Saw being the realisation of torture.

And then there's the obvious Enemy of the State (techno society and omnipotent government), Hunger Games (wealth inequality), and finally that granddaddy of them all The Matrix (do you actually exist?)

And a whole host of others in there. And whilst these are not indications of the limits of technological progress, they are examples of the fears of human's (or non-humans) use and capabilities with technology.

For example, the increasing ability of people to live in dense cities where serial killing becomes easy. Killers can appear and disappear silently. Overall that speaks to the increasing power if the individual leveraging technology.

It's a fascinating vein of investigation with regards to technology, for it doesn't represent a specific group that believes in a lack of technology limitations, but rather the common fear that technology will continue to develop, giving more power to smaller groups of people, who then hold unfair advantage over everyone else.

And as far as Harry Potter goes, a suitably advanced technology is indistinguishable from magic. In a world where a few elite live lives so divorced from the normal person, the options available may well seem magical to everyone else.
posted by nickrussell at 5:17 PM on May 28, 2013


Best answer: Some have argued that even now technological progress is slowing down. The key work here is Jonathan Huebner's "A possible declining trend for worldwide innovation," who argues that technological progress peaked in 1873.
posted by crazy with stars at 6:04 PM on May 28, 2013


Best answer: The January 12th issue of The Economist includes an article on Innovation Pessimism; Tyler Cowen, mentioned upthread, and Robert Gordon both get mentions. Despite the title, the Economist piece argues both sides of the question and presents evidence for both innovation pessimism and innovation optimism.
posted by kovacs at 6:40 PM on May 28, 2013 [1 favorite]


In David Brin's Uplift Universe, there is a civilization comprising innumerable alien races, aeons old, which spans the Milky Way and several other surrounding galaxies. Alien races don't develop technology and culture, or even evolve, on their own but are almost invariably bioengineered from animals or simpler organisms by another alien race that passes on cultural and technical knowledge to them, including an internet-like Library that serves as a repository of all of the the information ever discovered extending back one billion years.

**RECORDED DATA**
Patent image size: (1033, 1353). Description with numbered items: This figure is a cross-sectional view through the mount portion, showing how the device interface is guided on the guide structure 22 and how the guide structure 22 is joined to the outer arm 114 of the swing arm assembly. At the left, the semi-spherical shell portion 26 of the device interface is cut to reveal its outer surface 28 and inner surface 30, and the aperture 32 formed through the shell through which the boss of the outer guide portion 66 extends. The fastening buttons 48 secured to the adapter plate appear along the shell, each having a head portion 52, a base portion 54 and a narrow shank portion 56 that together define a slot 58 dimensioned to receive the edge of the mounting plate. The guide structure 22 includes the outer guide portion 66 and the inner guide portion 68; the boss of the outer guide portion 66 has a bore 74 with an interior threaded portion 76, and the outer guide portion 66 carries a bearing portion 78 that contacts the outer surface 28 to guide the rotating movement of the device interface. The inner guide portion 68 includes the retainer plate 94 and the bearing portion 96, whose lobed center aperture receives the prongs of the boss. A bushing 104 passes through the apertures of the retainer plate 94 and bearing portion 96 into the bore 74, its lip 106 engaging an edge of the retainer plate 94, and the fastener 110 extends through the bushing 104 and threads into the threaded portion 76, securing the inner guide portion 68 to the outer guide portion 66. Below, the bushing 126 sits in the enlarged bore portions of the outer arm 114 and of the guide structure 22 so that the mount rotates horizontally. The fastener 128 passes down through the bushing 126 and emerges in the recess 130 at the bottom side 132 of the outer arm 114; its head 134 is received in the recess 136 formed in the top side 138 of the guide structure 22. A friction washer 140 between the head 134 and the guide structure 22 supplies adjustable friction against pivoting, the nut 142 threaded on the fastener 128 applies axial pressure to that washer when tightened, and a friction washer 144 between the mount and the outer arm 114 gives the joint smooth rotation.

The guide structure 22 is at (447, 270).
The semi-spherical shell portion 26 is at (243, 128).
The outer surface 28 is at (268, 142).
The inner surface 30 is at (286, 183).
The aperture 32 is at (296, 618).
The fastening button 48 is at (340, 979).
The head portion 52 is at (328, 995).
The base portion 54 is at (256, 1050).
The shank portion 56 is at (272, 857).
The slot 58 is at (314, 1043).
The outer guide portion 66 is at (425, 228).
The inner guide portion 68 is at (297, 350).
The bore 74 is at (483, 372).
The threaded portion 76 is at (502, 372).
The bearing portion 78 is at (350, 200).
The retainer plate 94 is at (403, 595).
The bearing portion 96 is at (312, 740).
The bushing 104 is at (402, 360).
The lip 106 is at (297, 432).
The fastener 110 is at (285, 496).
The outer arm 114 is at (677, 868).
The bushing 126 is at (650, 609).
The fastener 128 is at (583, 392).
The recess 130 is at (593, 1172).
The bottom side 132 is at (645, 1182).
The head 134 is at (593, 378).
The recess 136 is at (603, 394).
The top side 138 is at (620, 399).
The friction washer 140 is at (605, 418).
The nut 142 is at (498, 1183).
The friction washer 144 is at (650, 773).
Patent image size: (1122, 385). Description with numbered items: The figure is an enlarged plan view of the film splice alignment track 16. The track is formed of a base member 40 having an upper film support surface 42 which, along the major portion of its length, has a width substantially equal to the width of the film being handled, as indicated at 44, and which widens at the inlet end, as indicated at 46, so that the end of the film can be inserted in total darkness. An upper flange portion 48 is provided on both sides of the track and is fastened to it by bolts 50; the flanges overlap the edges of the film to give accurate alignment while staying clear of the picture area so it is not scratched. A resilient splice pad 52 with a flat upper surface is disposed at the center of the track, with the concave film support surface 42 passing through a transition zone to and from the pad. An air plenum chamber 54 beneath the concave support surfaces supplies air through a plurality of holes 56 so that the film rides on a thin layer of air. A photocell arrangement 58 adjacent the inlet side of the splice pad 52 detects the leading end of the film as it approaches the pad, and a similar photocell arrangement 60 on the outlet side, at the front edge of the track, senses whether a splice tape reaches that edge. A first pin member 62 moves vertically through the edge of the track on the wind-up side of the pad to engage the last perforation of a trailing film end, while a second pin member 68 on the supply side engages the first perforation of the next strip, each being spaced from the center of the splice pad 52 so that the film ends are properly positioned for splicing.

**TASK LIST**
**1)** According to the thread on technological progress, in what year did Jonathan Huebner argue that technological progress peaked?
**2)** Extend the thread on technological progress past its last sentence.

**ANSWERS BELOW**
**1)** 1873

**2)**
In the Galactic Civilization technological development is accomplished by researching and replicating techniques documented in the Library rather than by scientific theorizing and experimentation. Consequently, when humanity (which as a species that evolved to sentience on its own is unusual) makes contact with the Galactics, although in most cases human technology is vastly inferior and we are hampered by a lack of expertise in exploiting the Library, some of our knowledge is absent in the outside world: for example, the Galactics are unaware of higher mathematics such as calculus because they've always had access to incredibly fast computers able to achieve similar results via enormous amounts of computation using only arithmetic and algebra.

You also might find some interesting things in the history of science:
The seminal anecdote in the debate on the future of science occurred over a century ago in 1894. American physicist Albert Michelson (1852-1931) gave a speech in which he said: "An eminent physicist has remarked that the future truths of Physical Science are to be looked for in the sixth place of decimals." At the end of the nineteenth century, some scientists believed that they had solved most of the important problems and that future scientists would only be able to provide minor corrections to existing theories.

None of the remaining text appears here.